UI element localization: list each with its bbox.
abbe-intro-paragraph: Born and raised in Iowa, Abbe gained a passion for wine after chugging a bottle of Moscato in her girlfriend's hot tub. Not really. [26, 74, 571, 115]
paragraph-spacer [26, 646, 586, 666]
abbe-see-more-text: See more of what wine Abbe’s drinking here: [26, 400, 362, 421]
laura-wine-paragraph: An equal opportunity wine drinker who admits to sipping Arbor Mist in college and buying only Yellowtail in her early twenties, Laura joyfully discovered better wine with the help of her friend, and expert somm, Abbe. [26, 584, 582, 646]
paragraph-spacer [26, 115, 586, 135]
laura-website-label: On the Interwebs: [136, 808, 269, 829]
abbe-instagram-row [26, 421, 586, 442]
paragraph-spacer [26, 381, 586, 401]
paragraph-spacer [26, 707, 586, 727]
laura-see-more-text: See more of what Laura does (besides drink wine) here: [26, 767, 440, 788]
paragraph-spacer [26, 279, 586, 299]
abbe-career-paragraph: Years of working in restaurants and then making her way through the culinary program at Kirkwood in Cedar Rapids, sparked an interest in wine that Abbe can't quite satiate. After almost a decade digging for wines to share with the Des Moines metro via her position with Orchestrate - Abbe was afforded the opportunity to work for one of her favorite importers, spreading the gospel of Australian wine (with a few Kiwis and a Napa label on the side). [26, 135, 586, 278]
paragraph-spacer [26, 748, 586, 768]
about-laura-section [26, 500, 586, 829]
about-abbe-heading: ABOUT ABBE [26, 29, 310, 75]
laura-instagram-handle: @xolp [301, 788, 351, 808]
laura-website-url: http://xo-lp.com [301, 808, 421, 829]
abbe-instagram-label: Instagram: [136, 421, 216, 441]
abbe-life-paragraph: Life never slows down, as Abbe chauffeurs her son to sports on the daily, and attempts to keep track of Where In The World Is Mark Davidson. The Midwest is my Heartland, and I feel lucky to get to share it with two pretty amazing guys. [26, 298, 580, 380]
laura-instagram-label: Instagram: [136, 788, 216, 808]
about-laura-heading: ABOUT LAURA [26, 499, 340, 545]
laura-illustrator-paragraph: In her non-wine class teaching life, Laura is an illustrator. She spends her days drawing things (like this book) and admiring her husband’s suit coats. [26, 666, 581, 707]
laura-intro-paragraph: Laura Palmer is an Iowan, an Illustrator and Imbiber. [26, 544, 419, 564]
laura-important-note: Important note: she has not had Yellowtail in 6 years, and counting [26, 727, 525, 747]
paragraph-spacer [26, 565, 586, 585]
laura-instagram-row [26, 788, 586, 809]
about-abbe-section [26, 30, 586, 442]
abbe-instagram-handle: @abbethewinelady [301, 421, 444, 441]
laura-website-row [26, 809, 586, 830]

Work to complete: Can you copy every one of the rows above, character for character, with nothing added or left out?

Task answer:
UI element localization: list each with its bbox.
abbe-intro-paragraph: Born and raised in Iowa, Abbe gained a passion for wine after chugging a bottle of Moscato in her girlfriend's hot tub. Not really. [26, 74, 571, 115]
paragraph-spacer [26, 646, 586, 666]
abbe-see-more-text: See more of what wine Abbe’s drinking here: [26, 400, 362, 421]
laura-wine-paragraph: An equal opportunity wine drinker who admits to sipping Arbor Mist in college and buying only Yellowtail in her early twenties, Laura joyfully discovered better wine with the help of her friend, and expert somm, Abbe. [26, 584, 582, 646]
paragraph-spacer [26, 115, 586, 135]
laura-website-label: On the Interwebs: [136, 808, 269, 829]
abbe-instagram-row [26, 421, 586, 442]
paragraph-spacer [26, 381, 586, 401]
paragraph-spacer [26, 707, 586, 727]
laura-see-more-text: See more of what Laura does (besides drink wine) here: [26, 767, 440, 788]
paragraph-spacer [26, 279, 586, 299]
abbe-career-paragraph: Years of working in restaurants and then making her way through the culinary program at Kirkwood in Cedar Rapids, sparked an interest in wine that Abbe can't quite satiate. After almost a decade digging for wines to share with the Des Moines metro via her position with Orchestrate - Abbe was afforded the opportunity to work for one of her favorite importers, spreading the gospel of Australian wine (with a few Kiwis and a Napa label on the side). [26, 135, 586, 278]
paragraph-spacer [26, 748, 586, 768]
about-laura-section [26, 500, 586, 829]
about-abbe-heading: ABOUT ABBE [26, 29, 310, 75]
laura-instagram-handle: @xolp [301, 788, 351, 808]
laura-website-url: http://xo-lp.com [301, 808, 421, 829]
abbe-instagram-label: Instagram: [136, 421, 216, 441]
abbe-life-paragraph: Life never slows down, as Abbe chauffeurs her son to sports on the daily, and attempts to keep track of Where In The World Is Mark Davidson. The Midwest is my Heartland, and I feel lucky to get to share it with two pretty amazing guys. [26, 298, 580, 380]
laura-instagram-label: Instagram: [136, 788, 216, 808]
about-laura-heading: ABOUT LAURA [26, 499, 340, 545]
laura-illustrator-paragraph: In her non-wine class teaching life, Laura is an illustrator. She spends her days drawing things (like this book) and admiring her husband’s suit coats. [26, 666, 581, 707]
laura-intro-paragraph: Laura Palmer is an Iowan, an Illustrator and Imbiber. [26, 544, 419, 564]
laura-important-note: Important note: she has not had Yellowtail in 6 years, and counting [26, 727, 525, 747]
paragraph-spacer [26, 565, 586, 585]
laura-instagram-row [26, 788, 586, 809]
about-abbe-section [26, 30, 586, 442]
abbe-instagram-handle: @abbethewinelady [301, 421, 444, 441]
laura-website-row [26, 809, 586, 830]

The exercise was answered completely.